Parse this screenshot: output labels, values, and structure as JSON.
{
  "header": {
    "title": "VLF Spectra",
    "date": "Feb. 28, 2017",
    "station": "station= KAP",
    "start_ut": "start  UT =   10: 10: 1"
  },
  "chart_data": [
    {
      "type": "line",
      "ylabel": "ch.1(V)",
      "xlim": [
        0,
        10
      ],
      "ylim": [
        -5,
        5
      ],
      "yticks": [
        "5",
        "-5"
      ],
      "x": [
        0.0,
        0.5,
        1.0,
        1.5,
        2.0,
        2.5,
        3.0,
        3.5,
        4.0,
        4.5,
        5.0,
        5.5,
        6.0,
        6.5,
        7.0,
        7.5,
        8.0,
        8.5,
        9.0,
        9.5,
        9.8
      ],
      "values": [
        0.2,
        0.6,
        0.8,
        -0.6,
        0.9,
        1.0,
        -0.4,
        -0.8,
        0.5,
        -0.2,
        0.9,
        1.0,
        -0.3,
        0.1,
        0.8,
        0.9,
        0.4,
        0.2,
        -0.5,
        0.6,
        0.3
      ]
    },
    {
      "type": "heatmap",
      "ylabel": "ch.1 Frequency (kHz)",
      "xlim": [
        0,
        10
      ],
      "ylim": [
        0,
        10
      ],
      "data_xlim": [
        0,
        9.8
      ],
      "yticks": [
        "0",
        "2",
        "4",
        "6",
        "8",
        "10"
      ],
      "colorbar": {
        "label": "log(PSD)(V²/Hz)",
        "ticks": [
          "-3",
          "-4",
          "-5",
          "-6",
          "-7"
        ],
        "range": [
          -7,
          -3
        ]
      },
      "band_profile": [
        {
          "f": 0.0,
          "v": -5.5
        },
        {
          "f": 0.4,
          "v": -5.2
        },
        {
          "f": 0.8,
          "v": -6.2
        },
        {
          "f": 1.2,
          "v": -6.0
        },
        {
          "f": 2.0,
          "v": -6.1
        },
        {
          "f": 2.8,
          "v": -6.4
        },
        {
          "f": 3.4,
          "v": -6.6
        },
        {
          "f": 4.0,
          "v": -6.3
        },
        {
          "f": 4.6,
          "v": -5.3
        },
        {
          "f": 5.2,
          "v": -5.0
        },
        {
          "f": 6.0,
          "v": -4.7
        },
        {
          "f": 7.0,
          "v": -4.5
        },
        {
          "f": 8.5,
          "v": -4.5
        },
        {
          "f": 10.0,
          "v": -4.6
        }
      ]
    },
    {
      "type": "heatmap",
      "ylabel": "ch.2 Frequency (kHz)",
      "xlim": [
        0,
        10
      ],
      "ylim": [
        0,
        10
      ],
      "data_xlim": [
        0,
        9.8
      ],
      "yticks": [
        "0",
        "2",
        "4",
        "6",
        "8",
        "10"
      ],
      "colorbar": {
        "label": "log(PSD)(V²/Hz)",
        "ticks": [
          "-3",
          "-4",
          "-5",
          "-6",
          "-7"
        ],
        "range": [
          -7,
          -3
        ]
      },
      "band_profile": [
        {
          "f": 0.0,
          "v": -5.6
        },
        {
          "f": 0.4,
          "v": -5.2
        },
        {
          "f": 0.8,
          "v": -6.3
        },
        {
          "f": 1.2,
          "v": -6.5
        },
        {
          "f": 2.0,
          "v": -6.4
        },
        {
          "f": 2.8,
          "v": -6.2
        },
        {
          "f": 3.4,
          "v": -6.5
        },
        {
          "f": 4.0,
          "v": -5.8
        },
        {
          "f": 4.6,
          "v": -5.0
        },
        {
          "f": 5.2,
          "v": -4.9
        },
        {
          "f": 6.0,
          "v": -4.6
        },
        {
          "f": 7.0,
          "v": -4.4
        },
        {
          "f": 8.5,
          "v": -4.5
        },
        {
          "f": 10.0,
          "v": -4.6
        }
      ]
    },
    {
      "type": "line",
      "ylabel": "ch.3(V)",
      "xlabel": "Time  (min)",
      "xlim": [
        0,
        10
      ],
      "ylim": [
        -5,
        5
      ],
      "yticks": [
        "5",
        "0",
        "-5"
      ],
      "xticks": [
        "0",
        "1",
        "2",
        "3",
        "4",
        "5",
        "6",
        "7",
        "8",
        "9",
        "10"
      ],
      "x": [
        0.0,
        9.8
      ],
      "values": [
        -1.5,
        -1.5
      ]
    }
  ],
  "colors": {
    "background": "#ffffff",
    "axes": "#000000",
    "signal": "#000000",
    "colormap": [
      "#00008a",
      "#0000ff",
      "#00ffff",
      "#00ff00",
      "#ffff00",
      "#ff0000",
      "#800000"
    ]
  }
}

• • • •

— WHAT TO WORK ON —
Extract every line above containing the word "ylabel".

— FULL SOLUTION —
      "ylabel": "ch.1(V)",
      "ylabel": "ch.1 Frequency (kHz)",
      "ylabel": "ch.2 Frequency (kHz)",
      "ylabel": "ch.3(V)",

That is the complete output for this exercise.